■ WHAT IS EXPECTED ■
Copy nothing but the text: repeat each entry exactly and drop the images.

--- start GIVEN INFORMATION ---

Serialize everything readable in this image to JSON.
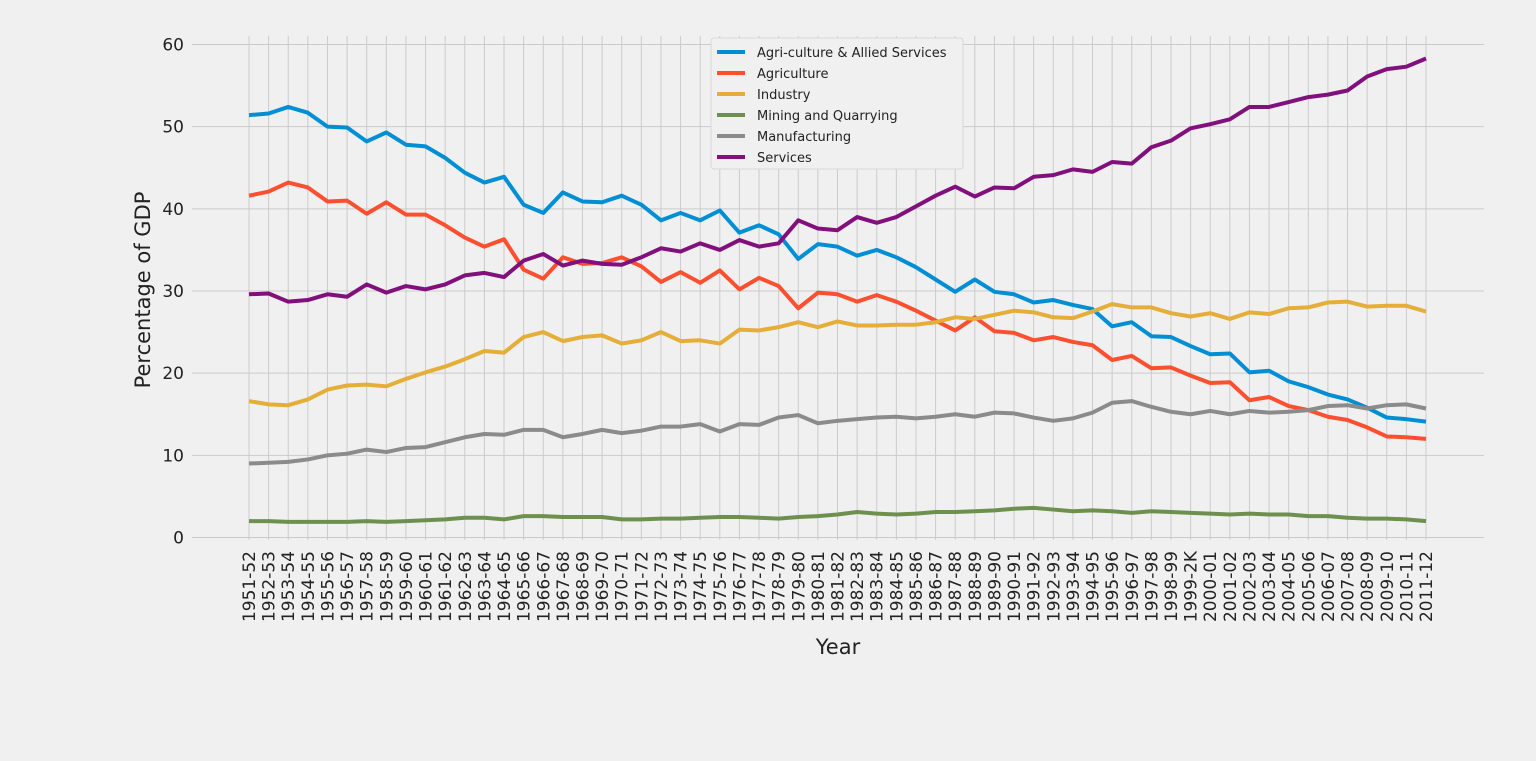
{
  "chart_data": {
    "type": "line",
    "title": "",
    "xlabel": "Year",
    "ylabel": "Percentage of GDP",
    "ylim": [
      0,
      62
    ],
    "yticks": [
      0,
      10,
      20,
      30,
      40,
      50,
      60
    ],
    "grid": true,
    "legend_position": "top-center",
    "categories": [
      "1951-52",
      "1952-53",
      "1953-54",
      "1954-55",
      "1955-56",
      "1956-57",
      "1957-58",
      "1958-59",
      "1959-60",
      "1960-61",
      "1961-62",
      "1962-63",
      "1963-64",
      "1964-65",
      "1965-66",
      "1966-67",
      "1967-68",
      "1968-69",
      "1969-70",
      "1970-71",
      "1971-72",
      "1972-73",
      "1973-74",
      "1974-75",
      "1975-76",
      "1976-77",
      "1977-78",
      "1978-79",
      "1979-80",
      "1980-81",
      "1981-82",
      "1982-83",
      "1983-84",
      "1984-85",
      "1985-86",
      "1986-87",
      "1987-88",
      "1988-89",
      "1989-90",
      "1990-91",
      "1991-92",
      "1992-93",
      "1993-94",
      "1994-95",
      "1995-96",
      "1996-97",
      "1997-98",
      "1998-99",
      "1999-2K",
      "2000-01",
      "2001-02",
      "2002-03",
      "2003-04",
      "2004-05",
      "2005-06",
      "2006-07",
      "2007-08",
      "2008-09",
      "2009-10",
      "2010-11",
      "2011-12"
    ],
    "series": [
      {
        "name": "Agri-culture & Allied Services",
        "color": "#008fd5",
        "values": [
          51.4,
          51.6,
          52.4,
          51.7,
          50.0,
          49.9,
          48.2,
          49.3,
          47.8,
          47.6,
          46.2,
          44.4,
          43.2,
          43.9,
          40.5,
          39.5,
          42.0,
          40.9,
          40.8,
          41.6,
          40.5,
          38.6,
          39.5,
          38.6,
          39.8,
          37.1,
          38.0,
          36.9,
          33.9,
          35.7,
          35.4,
          34.3,
          35.0,
          34.1,
          32.9,
          31.4,
          29.9,
          31.4,
          29.9,
          29.6,
          28.6,
          28.9,
          28.3,
          27.8,
          25.7,
          26.2,
          24.5,
          24.4,
          23.3,
          22.3,
          22.4,
          20.1,
          20.3,
          19.0,
          18.3,
          17.4,
          16.8,
          15.8,
          14.6,
          14.4,
          14.1
        ]
      },
      {
        "name": "Agriculture",
        "color": "#fc4f30",
        "values": [
          41.6,
          42.1,
          43.2,
          42.6,
          40.9,
          41.0,
          39.4,
          40.8,
          39.3,
          39.3,
          38.0,
          36.5,
          35.4,
          36.3,
          32.6,
          31.5,
          34.1,
          33.3,
          33.4,
          34.1,
          33.0,
          31.1,
          32.3,
          31.0,
          32.5,
          30.2,
          31.6,
          30.6,
          27.9,
          29.8,
          29.6,
          28.7,
          29.5,
          28.7,
          27.6,
          26.4,
          25.2,
          26.8,
          25.1,
          24.9,
          24.0,
          24.4,
          23.8,
          23.4,
          21.6,
          22.1,
          20.6,
          20.7,
          19.7,
          18.8,
          18.9,
          16.7,
          17.1,
          16.0,
          15.5,
          14.7,
          14.3,
          13.4,
          12.3,
          12.2,
          12.0
        ]
      },
      {
        "name": "Industry",
        "color": "#e5ae38",
        "values": [
          16.6,
          16.2,
          16.1,
          16.8,
          18.0,
          18.5,
          18.6,
          18.4,
          19.3,
          20.1,
          20.8,
          21.7,
          22.7,
          22.5,
          24.4,
          25.0,
          23.9,
          24.4,
          24.6,
          23.6,
          24.0,
          25.0,
          23.9,
          24.0,
          23.6,
          25.3,
          25.2,
          25.6,
          26.2,
          25.6,
          26.3,
          25.8,
          25.8,
          25.9,
          25.9,
          26.2,
          26.8,
          26.6,
          27.1,
          27.6,
          27.4,
          26.8,
          26.7,
          27.5,
          28.4,
          28.0,
          28.0,
          27.3,
          26.9,
          27.3,
          26.6,
          27.4,
          27.2,
          27.9,
          28.0,
          28.6,
          28.7,
          28.1,
          28.2,
          28.2,
          27.5
        ]
      },
      {
        "name": "Mining and Quarrying",
        "color": "#6d904f",
        "values": [
          2.0,
          2.0,
          1.9,
          1.9,
          1.9,
          1.9,
          2.0,
          1.9,
          2.0,
          2.1,
          2.2,
          2.4,
          2.4,
          2.2,
          2.6,
          2.6,
          2.5,
          2.5,
          2.5,
          2.2,
          2.2,
          2.3,
          2.3,
          2.4,
          2.5,
          2.5,
          2.4,
          2.3,
          2.5,
          2.6,
          2.8,
          3.1,
          2.9,
          2.8,
          2.9,
          3.1,
          3.1,
          3.2,
          3.3,
          3.5,
          3.6,
          3.4,
          3.2,
          3.3,
          3.2,
          3.0,
          3.2,
          3.1,
          3.0,
          2.9,
          2.8,
          2.9,
          2.8,
          2.8,
          2.6,
          2.6,
          2.4,
          2.3,
          2.3,
          2.2,
          2.0
        ]
      },
      {
        "name": "Manufacturing",
        "color": "#8b8b8b",
        "values": [
          9.0,
          9.1,
          9.2,
          9.5,
          10.0,
          10.2,
          10.7,
          10.4,
          10.9,
          11.0,
          11.6,
          12.2,
          12.6,
          12.5,
          13.1,
          13.1,
          12.2,
          12.6,
          13.1,
          12.7,
          13.0,
          13.5,
          13.5,
          13.8,
          12.9,
          13.8,
          13.7,
          14.6,
          14.9,
          13.9,
          14.2,
          14.4,
          14.6,
          14.7,
          14.5,
          14.7,
          15.0,
          14.7,
          15.2,
          15.1,
          14.6,
          14.2,
          14.5,
          15.2,
          16.4,
          16.6,
          15.9,
          15.3,
          15.0,
          15.4,
          15.0,
          15.4,
          15.2,
          15.3,
          15.5,
          16.0,
          16.1,
          15.7,
          16.1,
          16.2,
          15.7
        ]
      },
      {
        "name": "Services",
        "color": "#810f7c",
        "values": [
          29.6,
          29.7,
          28.7,
          28.9,
          29.6,
          29.3,
          30.8,
          29.8,
          30.6,
          30.2,
          30.8,
          31.9,
          32.2,
          31.7,
          33.7,
          34.5,
          33.1,
          33.7,
          33.3,
          33.2,
          34.1,
          35.2,
          34.8,
          35.8,
          35.0,
          36.2,
          35.4,
          35.8,
          38.6,
          37.6,
          37.4,
          39.0,
          38.3,
          39.0,
          40.3,
          41.6,
          42.7,
          41.5,
          42.6,
          42.5,
          43.9,
          44.1,
          44.8,
          44.5,
          45.7,
          45.5,
          47.5,
          48.3,
          49.8,
          50.3,
          50.9,
          52.4,
          52.4,
          53.0,
          53.6,
          53.9,
          54.4,
          56.1,
          57.0,
          57.3,
          58.3
        ]
      }
    ]
  }
}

--- end GIVEN INFORMATION ---

■ EXERCISE ANSWER ■
Serialize everything readable in this image to JSON.
{
  "chart_data": {
    "type": "line",
    "title": "",
    "xlabel": "Year",
    "ylabel": "Percentage of GDP",
    "ylim": [
      0,
      62
    ],
    "yticks": [
      0,
      10,
      20,
      30,
      40,
      50,
      60
    ],
    "grid": true,
    "legend_position": "top-center",
    "categories": [
      "1951-52",
      "1952-53",
      "1953-54",
      "1954-55",
      "1955-56",
      "1956-57",
      "1957-58",
      "1958-59",
      "1959-60",
      "1960-61",
      "1961-62",
      "1962-63",
      "1963-64",
      "1964-65",
      "1965-66",
      "1966-67",
      "1967-68",
      "1968-69",
      "1969-70",
      "1970-71",
      "1971-72",
      "1972-73",
      "1973-74",
      "1974-75",
      "1975-76",
      "1976-77",
      "1977-78",
      "1978-79",
      "1979-80",
      "1980-81",
      "1981-82",
      "1982-83",
      "1983-84",
      "1984-85",
      "1985-86",
      "1986-87",
      "1987-88",
      "1988-89",
      "1989-90",
      "1990-91",
      "1991-92",
      "1992-93",
      "1993-94",
      "1994-95",
      "1995-96",
      "1996-97",
      "1997-98",
      "1998-99",
      "1999-2K",
      "2000-01",
      "2001-02",
      "2002-03",
      "2003-04",
      "2004-05",
      "2005-06",
      "2006-07",
      "2007-08",
      "2008-09",
      "2009-10",
      "2010-11",
      "2011-12"
    ],
    "series": [
      {
        "name": "Agri-culture & Allied Services",
        "color": "#008fd5",
        "values": [
          51.4,
          51.6,
          52.4,
          51.7,
          50.0,
          49.9,
          48.2,
          49.3,
          47.8,
          47.6,
          46.2,
          44.4,
          43.2,
          43.9,
          40.5,
          39.5,
          42.0,
          40.9,
          40.8,
          41.6,
          40.5,
          38.6,
          39.5,
          38.6,
          39.8,
          37.1,
          38.0,
          36.9,
          33.9,
          35.7,
          35.4,
          34.3,
          35.0,
          34.1,
          32.9,
          31.4,
          29.9,
          31.4,
          29.9,
          29.6,
          28.6,
          28.9,
          28.3,
          27.8,
          25.7,
          26.2,
          24.5,
          24.4,
          23.3,
          22.3,
          22.4,
          20.1,
          20.3,
          19.0,
          18.3,
          17.4,
          16.8,
          15.8,
          14.6,
          14.4,
          14.1
        ]
      },
      {
        "name": "Agriculture",
        "color": "#fc4f30",
        "values": [
          41.6,
          42.1,
          43.2,
          42.6,
          40.9,
          41.0,
          39.4,
          40.8,
          39.3,
          39.3,
          38.0,
          36.5,
          35.4,
          36.3,
          32.6,
          31.5,
          34.1,
          33.3,
          33.4,
          34.1,
          33.0,
          31.1,
          32.3,
          31.0,
          32.5,
          30.2,
          31.6,
          30.6,
          27.9,
          29.8,
          29.6,
          28.7,
          29.5,
          28.7,
          27.6,
          26.4,
          25.2,
          26.8,
          25.1,
          24.9,
          24.0,
          24.4,
          23.8,
          23.4,
          21.6,
          22.1,
          20.6,
          20.7,
          19.7,
          18.8,
          18.9,
          16.7,
          17.1,
          16.0,
          15.5,
          14.7,
          14.3,
          13.4,
          12.3,
          12.2,
          12.0
        ]
      },
      {
        "name": "Industry",
        "color": "#e5ae38",
        "values": [
          16.6,
          16.2,
          16.1,
          16.8,
          18.0,
          18.5,
          18.6,
          18.4,
          19.3,
          20.1,
          20.8,
          21.7,
          22.7,
          22.5,
          24.4,
          25.0,
          23.9,
          24.4,
          24.6,
          23.6,
          24.0,
          25.0,
          23.9,
          24.0,
          23.6,
          25.3,
          25.2,
          25.6,
          26.2,
          25.6,
          26.3,
          25.8,
          25.8,
          25.9,
          25.9,
          26.2,
          26.8,
          26.6,
          27.1,
          27.6,
          27.4,
          26.8,
          26.7,
          27.5,
          28.4,
          28.0,
          28.0,
          27.3,
          26.9,
          27.3,
          26.6,
          27.4,
          27.2,
          27.9,
          28.0,
          28.6,
          28.7,
          28.1,
          28.2,
          28.2,
          27.5
        ]
      },
      {
        "name": "Mining and Quarrying",
        "color": "#6d904f",
        "values": [
          2.0,
          2.0,
          1.9,
          1.9,
          1.9,
          1.9,
          2.0,
          1.9,
          2.0,
          2.1,
          2.2,
          2.4,
          2.4,
          2.2,
          2.6,
          2.6,
          2.5,
          2.5,
          2.5,
          2.2,
          2.2,
          2.3,
          2.3,
          2.4,
          2.5,
          2.5,
          2.4,
          2.3,
          2.5,
          2.6,
          2.8,
          3.1,
          2.9,
          2.8,
          2.9,
          3.1,
          3.1,
          3.2,
          3.3,
          3.5,
          3.6,
          3.4,
          3.2,
          3.3,
          3.2,
          3.0,
          3.2,
          3.1,
          3.0,
          2.9,
          2.8,
          2.9,
          2.8,
          2.8,
          2.6,
          2.6,
          2.4,
          2.3,
          2.3,
          2.2,
          2.0
        ]
      },
      {
        "name": "Manufacturing",
        "color": "#8b8b8b",
        "values": [
          9.0,
          9.1,
          9.2,
          9.5,
          10.0,
          10.2,
          10.7,
          10.4,
          10.9,
          11.0,
          11.6,
          12.2,
          12.6,
          12.5,
          13.1,
          13.1,
          12.2,
          12.6,
          13.1,
          12.7,
          13.0,
          13.5,
          13.5,
          13.8,
          12.9,
          13.8,
          13.7,
          14.6,
          14.9,
          13.9,
          14.2,
          14.4,
          14.6,
          14.7,
          14.5,
          14.7,
          15.0,
          14.7,
          15.2,
          15.1,
          14.6,
          14.2,
          14.5,
          15.2,
          16.4,
          16.6,
          15.9,
          15.3,
          15.0,
          15.4,
          15.0,
          15.4,
          15.2,
          15.3,
          15.5,
          16.0,
          16.1,
          15.7,
          16.1,
          16.2,
          15.7
        ]
      },
      {
        "name": "Services",
        "color": "#810f7c",
        "values": [
          29.6,
          29.7,
          28.7,
          28.9,
          29.6,
          29.3,
          30.8,
          29.8,
          30.6,
          30.2,
          30.8,
          31.9,
          32.2,
          31.7,
          33.7,
          34.5,
          33.1,
          33.7,
          33.3,
          33.2,
          34.1,
          35.2,
          34.8,
          35.8,
          35.0,
          36.2,
          35.4,
          35.8,
          38.6,
          37.6,
          37.4,
          39.0,
          38.3,
          39.0,
          40.3,
          41.6,
          42.7,
          41.5,
          42.6,
          42.5,
          43.9,
          44.1,
          44.8,
          44.5,
          45.7,
          45.5,
          47.5,
          48.3,
          49.8,
          50.3,
          50.9,
          52.4,
          52.4,
          53.0,
          53.6,
          53.9,
          54.4,
          56.1,
          57.0,
          57.3,
          58.3
        ]
      }
    ]
  }
}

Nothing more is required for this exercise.